*Collection entries:*

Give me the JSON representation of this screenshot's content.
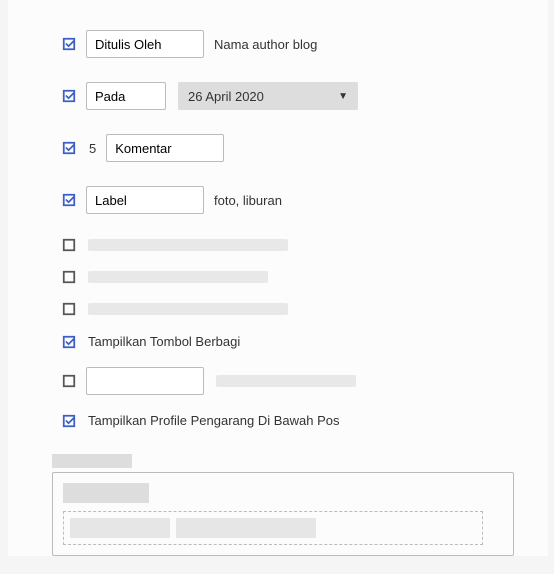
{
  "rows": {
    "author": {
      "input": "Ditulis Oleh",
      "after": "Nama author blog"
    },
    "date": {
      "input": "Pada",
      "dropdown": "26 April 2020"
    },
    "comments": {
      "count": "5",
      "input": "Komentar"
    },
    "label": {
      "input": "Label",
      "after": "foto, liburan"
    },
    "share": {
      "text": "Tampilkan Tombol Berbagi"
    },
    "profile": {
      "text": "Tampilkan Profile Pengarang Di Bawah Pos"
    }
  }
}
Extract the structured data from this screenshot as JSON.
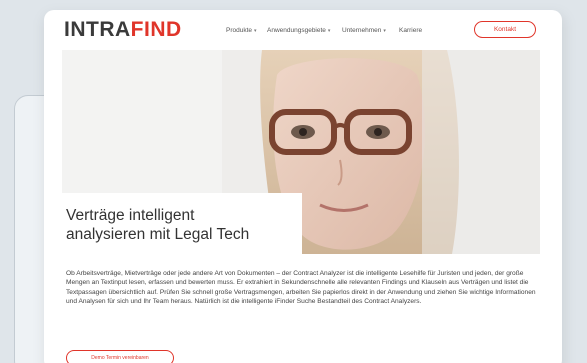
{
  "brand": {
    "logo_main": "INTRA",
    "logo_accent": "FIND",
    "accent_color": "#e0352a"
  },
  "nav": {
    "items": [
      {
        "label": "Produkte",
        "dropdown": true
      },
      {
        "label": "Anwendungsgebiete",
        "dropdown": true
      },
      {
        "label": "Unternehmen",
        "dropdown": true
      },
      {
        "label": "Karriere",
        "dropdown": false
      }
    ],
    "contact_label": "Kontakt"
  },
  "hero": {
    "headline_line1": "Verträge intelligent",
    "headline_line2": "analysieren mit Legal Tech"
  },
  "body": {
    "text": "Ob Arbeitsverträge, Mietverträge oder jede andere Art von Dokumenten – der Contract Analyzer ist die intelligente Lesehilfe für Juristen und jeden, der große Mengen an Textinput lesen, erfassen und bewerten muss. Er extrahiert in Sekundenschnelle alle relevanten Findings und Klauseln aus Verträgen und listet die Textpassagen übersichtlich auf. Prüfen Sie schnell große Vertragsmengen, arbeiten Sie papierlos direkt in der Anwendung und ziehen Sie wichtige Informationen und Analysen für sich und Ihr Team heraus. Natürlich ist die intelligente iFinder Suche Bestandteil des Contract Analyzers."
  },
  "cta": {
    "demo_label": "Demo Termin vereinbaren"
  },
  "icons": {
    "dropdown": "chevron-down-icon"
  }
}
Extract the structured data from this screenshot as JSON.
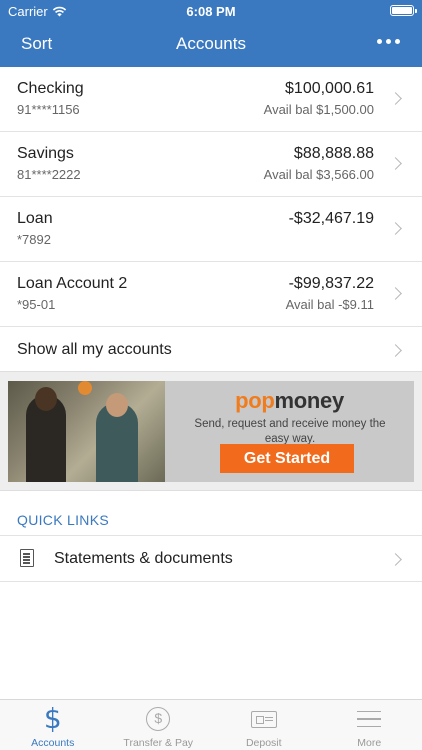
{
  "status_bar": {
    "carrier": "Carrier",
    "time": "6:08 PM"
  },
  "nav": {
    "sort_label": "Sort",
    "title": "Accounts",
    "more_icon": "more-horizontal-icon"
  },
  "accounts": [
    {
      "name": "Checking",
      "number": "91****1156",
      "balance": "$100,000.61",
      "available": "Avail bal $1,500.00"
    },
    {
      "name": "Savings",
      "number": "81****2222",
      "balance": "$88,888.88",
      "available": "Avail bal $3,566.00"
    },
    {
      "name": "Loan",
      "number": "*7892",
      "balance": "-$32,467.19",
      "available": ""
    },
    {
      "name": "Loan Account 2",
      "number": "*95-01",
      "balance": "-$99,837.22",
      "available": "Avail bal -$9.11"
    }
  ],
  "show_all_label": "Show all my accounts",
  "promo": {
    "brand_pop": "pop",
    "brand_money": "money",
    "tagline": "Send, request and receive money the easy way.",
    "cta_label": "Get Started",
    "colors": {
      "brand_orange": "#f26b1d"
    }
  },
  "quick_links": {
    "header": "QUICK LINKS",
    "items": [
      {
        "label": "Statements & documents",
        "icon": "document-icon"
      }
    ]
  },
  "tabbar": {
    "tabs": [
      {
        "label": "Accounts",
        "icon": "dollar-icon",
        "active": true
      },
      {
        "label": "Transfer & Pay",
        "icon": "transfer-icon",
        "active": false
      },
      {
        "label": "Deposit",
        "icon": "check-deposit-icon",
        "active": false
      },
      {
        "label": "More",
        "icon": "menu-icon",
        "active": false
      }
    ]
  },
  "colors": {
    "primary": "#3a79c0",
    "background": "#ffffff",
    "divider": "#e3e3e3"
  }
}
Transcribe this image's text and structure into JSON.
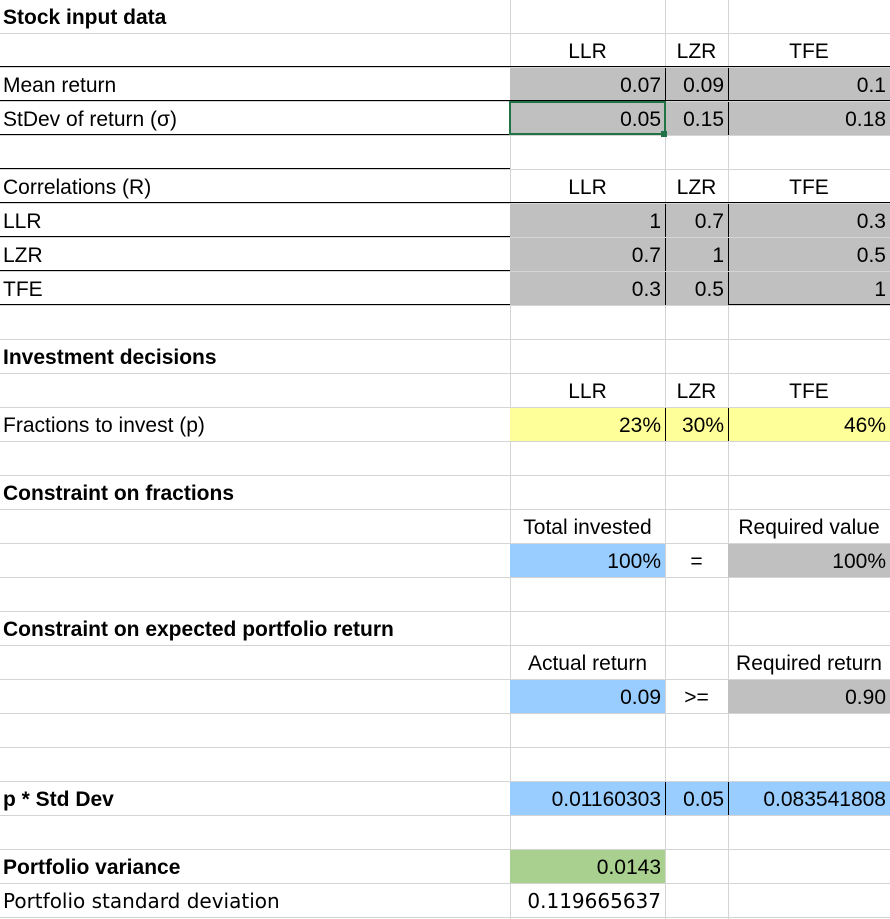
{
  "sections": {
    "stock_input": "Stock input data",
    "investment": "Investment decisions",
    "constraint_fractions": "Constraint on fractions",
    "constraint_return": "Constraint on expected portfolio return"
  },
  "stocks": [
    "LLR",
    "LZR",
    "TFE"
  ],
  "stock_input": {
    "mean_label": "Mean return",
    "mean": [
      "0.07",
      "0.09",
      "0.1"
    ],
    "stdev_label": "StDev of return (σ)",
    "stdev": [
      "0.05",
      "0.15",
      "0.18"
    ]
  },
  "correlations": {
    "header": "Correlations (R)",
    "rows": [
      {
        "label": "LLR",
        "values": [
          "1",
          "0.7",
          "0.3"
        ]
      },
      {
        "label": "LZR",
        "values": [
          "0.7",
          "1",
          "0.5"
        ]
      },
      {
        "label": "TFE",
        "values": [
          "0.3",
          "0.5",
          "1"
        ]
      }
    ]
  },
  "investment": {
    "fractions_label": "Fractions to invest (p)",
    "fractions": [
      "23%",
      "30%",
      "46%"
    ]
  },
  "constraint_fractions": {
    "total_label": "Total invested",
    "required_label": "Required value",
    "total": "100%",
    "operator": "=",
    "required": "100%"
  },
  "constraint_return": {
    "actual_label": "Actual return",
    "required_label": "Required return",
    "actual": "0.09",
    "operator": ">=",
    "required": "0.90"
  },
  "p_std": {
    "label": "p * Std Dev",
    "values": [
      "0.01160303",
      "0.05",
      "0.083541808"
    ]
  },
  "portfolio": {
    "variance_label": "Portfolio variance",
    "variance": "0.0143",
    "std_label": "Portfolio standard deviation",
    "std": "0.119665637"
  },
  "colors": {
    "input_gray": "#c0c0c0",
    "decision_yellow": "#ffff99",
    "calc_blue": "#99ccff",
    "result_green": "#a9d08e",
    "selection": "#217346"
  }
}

*TASK:* Leave images out of the retyped records; keep all else exact.

*TASK OUTPUT:*
Give me the JSON representation of this screenshot's content.
{
  "rows": {
    "author": {
      "input": "Ditulis Oleh",
      "after": "Nama author blog"
    },
    "date": {
      "input": "Pada",
      "dropdown": "26 April 2020"
    },
    "comments": {
      "count": "5",
      "input": "Komentar"
    },
    "label": {
      "input": "Label",
      "after": "foto, liburan"
    },
    "share": {
      "text": "Tampilkan Tombol Berbagi"
    },
    "profile": {
      "text": "Tampilkan Profile Pengarang Di Bawah Pos"
    }
  }
}
Extract the structured data from this screenshot as JSON.
{
  "brand": {
    "logo_main": "INTRA",
    "logo_accent": "FIND",
    "accent_color": "#e0352a"
  },
  "nav": {
    "items": [
      {
        "label": "Produkte",
        "dropdown": true
      },
      {
        "label": "Anwendungsgebiete",
        "dropdown": true
      },
      {
        "label": "Unternehmen",
        "dropdown": true
      },
      {
        "label": "Karriere",
        "dropdown": false
      }
    ],
    "contact_label": "Kontakt"
  },
  "hero": {
    "headline_line1": "Verträge intelligent",
    "headline_line2": "analysieren mit Legal Tech"
  },
  "body": {
    "text": "Ob Arbeitsverträge, Mietverträge oder jede andere Art von Dokumenten – der Contract Analyzer ist die intelligente Lesehilfe für Juristen und jeden, der große Mengen an Textinput lesen, erfassen und bewerten muss. Er extrahiert in Sekundenschnelle alle relevanten Findings und Klauseln aus Verträgen und listet die Textpassagen übersichtlich auf. Prüfen Sie schnell große Vertragsmengen, arbeiten Sie papierlos direkt in der Anwendung und ziehen Sie wichtige Informationen und Analysen für sich und Ihr Team heraus. Natürlich ist die intelligente iFinder Suche Bestandteil des Contract Analyzers."
  },
  "cta": {
    "demo_label": "Demo Termin vereinbaren"
  },
  "icons": {
    "dropdown": "chevron-down-icon"
  }
}
Extract the structured data from this screenshot as JSON.
{
  "status_bar": {
    "carrier": "Carrier",
    "time": "6:08 PM"
  },
  "nav": {
    "sort_label": "Sort",
    "title": "Accounts",
    "more_icon": "more-horizontal-icon"
  },
  "accounts": [
    {
      "name": "Checking",
      "number": "91****1156",
      "balance": "$100,000.61",
      "available": "Avail bal $1,500.00"
    },
    {
      "name": "Savings",
      "number": "81****2222",
      "balance": "$88,888.88",
      "available": "Avail bal $3,566.00"
    },
    {
      "name": "Loan",
      "number": "*7892",
      "balance": "-$32,467.19",
      "available": ""
    },
    {
      "name": "Loan Account 2",
      "number": "*95-01",
      "balance": "-$99,837.22",
      "available": "Avail bal -$9.11"
    }
  ],
  "show_all_label": "Show all my accounts",
  "promo": {
    "brand_pop": "pop",
    "brand_money": "money",
    "tagline": "Send, request and receive money the easy way.",
    "cta_label": "Get Started",
    "colors": {
      "brand_orange": "#f26b1d"
    }
  },
  "quick_links": {
    "header": "QUICK LINKS",
    "items": [
      {
        "label": "Statements & documents",
        "icon": "document-icon"
      }
    ]
  },
  "tabbar": {
    "tabs": [
      {
        "label": "Accounts",
        "icon": "dollar-icon",
        "active": true
      },
      {
        "label": "Transfer & Pay",
        "icon": "transfer-icon",
        "active": false
      },
      {
        "label": "Deposit",
        "icon": "check-deposit-icon",
        "active": false
      },
      {
        "label": "More",
        "icon": "menu-icon",
        "active": false
      }
    ]
  },
  "colors": {
    "primary": "#3a79c0",
    "background": "#ffffff",
    "divider": "#e3e3e3"
  }
}
Transcribe this image's text and structure into JSON.
{
  "sections": {
    "stock_input": "Stock input data",
    "investment": "Investment decisions",
    "constraint_fractions": "Constraint on fractions",
    "constraint_return": "Constraint on expected portfolio return"
  },
  "stocks": [
    "LLR",
    "LZR",
    "TFE"
  ],
  "stock_input": {
    "mean_label": "Mean return",
    "mean": [
      "0.07",
      "0.09",
      "0.1"
    ],
    "stdev_label": "StDev of return (σ)",
    "stdev": [
      "0.05",
      "0.15",
      "0.18"
    ]
  },
  "correlations": {
    "header": "Correlations (R)",
    "rows": [
      {
        "label": "LLR",
        "values": [
          "1",
          "0.7",
          "0.3"
        ]
      },
      {
        "label": "LZR",
        "values": [
          "0.7",
          "1",
          "0.5"
        ]
      },
      {
        "label": "TFE",
        "values": [
          "0.3",
          "0.5",
          "1"
        ]
      }
    ]
  },
  "investment": {
    "fractions_label": "Fractions to invest (p)",
    "fractions": [
      "23%",
      "30%",
      "46%"
    ]
  },
  "constraint_fractions": {
    "total_label": "Total invested",
    "required_label": "Required value",
    "total": "100%",
    "operator": "=",
    "required": "100%"
  },
  "constraint_return": {
    "actual_label": "Actual return",
    "required_label": "Required return",
    "actual": "0.09",
    "operator": ">=",
    "required": "0.90"
  },
  "p_std": {
    "label": "p * Std Dev",
    "values": [
      "0.01160303",
      "0.05",
      "0.083541808"
    ]
  },
  "portfolio": {
    "variance_label": "Portfolio variance",
    "variance": "0.0143",
    "std_label": "Portfolio standard deviation",
    "std": "0.119665637"
  },
  "colors": {
    "input_gray": "#c0c0c0",
    "decision_yellow": "#ffff99",
    "calc_blue": "#99ccff",
    "result_green": "#a9d08e",
    "selection": "#217346"
  }
}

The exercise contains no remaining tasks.